## To do
Count the lines below that contain the word "Yellow", and give only that number.

Records from a dataset
====
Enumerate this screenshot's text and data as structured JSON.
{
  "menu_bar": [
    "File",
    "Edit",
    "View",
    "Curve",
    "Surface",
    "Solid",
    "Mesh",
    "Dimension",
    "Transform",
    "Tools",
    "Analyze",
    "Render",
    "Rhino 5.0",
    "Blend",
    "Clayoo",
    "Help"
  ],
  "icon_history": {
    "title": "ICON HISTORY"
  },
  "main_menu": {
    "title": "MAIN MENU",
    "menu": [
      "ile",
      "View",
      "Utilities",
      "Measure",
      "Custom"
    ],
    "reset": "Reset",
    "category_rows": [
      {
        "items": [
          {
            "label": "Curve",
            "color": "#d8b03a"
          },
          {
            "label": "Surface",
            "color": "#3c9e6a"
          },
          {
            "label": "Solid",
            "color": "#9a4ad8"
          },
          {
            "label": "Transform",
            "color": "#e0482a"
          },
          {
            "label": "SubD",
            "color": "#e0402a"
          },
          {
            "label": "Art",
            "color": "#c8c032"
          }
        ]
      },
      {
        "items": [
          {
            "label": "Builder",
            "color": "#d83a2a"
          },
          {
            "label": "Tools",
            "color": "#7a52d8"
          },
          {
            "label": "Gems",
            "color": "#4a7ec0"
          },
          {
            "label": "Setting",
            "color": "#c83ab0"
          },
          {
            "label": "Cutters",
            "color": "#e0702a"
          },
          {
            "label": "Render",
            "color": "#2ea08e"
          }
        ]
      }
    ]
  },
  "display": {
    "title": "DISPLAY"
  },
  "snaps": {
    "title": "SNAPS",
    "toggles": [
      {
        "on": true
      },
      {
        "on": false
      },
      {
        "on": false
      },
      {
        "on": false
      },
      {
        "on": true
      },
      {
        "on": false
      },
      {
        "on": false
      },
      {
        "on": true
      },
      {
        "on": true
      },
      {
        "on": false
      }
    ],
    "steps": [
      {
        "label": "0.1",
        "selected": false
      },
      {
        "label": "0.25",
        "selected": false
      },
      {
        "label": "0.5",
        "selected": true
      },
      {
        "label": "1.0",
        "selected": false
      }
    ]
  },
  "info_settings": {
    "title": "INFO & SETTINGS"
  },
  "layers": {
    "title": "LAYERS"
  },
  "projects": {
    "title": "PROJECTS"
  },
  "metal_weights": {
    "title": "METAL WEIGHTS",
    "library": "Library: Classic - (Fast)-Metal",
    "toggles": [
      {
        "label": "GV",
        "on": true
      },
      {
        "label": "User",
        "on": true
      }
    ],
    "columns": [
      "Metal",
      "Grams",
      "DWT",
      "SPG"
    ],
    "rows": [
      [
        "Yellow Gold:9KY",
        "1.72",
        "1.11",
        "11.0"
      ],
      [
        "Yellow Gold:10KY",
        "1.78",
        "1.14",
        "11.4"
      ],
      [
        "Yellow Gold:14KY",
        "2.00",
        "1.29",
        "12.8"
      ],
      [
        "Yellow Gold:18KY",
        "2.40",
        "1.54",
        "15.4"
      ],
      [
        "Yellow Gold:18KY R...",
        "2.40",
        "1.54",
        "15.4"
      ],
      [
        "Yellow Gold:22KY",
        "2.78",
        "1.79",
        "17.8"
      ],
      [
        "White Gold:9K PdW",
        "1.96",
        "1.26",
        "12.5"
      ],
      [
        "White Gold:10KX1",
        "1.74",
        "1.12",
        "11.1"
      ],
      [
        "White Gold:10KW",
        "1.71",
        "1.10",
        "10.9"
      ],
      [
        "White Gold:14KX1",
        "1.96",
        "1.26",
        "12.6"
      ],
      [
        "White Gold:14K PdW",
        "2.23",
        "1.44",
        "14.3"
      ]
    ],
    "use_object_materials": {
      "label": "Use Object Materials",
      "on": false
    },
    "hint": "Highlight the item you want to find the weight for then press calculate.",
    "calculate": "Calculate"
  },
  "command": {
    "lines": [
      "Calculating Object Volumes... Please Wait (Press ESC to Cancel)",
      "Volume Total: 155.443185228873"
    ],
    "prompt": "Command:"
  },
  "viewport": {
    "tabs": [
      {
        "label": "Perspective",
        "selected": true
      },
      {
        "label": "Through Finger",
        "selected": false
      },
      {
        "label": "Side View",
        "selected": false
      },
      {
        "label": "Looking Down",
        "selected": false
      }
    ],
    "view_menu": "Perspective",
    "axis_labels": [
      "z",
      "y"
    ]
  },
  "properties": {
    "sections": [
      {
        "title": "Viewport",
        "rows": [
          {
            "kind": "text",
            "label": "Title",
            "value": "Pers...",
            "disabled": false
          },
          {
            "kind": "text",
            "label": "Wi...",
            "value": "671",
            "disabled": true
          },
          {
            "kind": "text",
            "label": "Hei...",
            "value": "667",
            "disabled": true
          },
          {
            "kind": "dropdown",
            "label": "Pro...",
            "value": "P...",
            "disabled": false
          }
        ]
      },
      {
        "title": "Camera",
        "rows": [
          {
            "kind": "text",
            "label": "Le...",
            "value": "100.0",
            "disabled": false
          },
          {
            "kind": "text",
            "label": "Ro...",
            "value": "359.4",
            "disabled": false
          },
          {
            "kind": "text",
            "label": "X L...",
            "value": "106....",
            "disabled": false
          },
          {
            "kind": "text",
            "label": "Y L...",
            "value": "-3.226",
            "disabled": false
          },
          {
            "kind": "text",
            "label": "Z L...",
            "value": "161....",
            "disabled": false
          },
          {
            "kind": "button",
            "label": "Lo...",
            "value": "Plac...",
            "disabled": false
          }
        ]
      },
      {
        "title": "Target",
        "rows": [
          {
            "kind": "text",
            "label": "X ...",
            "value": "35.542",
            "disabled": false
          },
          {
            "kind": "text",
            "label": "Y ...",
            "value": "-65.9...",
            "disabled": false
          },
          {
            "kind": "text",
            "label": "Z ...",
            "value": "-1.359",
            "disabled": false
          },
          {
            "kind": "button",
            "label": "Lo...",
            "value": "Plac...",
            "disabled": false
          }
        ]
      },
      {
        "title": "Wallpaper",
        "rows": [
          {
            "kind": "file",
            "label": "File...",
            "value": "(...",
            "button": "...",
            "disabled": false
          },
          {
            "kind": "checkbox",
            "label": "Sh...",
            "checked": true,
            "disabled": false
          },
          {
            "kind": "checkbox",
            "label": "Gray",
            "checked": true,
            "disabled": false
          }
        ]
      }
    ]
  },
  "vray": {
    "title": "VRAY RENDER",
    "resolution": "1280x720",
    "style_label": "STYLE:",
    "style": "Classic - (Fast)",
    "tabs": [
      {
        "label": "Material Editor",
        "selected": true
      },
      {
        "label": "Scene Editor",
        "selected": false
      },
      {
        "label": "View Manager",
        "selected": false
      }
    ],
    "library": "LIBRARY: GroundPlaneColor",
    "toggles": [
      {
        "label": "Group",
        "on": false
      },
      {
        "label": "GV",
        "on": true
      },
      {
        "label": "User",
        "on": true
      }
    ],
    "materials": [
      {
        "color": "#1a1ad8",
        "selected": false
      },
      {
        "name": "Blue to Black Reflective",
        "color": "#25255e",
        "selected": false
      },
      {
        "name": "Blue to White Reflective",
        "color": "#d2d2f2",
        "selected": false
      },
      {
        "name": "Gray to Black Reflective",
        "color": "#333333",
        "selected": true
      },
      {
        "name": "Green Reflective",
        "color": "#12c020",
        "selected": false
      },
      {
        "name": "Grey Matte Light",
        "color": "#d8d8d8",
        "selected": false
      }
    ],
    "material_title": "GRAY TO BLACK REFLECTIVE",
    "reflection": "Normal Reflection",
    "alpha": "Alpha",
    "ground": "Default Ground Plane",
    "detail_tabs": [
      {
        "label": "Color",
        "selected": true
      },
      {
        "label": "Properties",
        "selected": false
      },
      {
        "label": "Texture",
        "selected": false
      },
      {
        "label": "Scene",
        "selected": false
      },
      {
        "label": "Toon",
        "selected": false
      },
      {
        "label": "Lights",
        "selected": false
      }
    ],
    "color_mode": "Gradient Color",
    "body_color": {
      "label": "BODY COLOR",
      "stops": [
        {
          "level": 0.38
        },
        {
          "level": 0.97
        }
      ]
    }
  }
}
====
## Written reply
6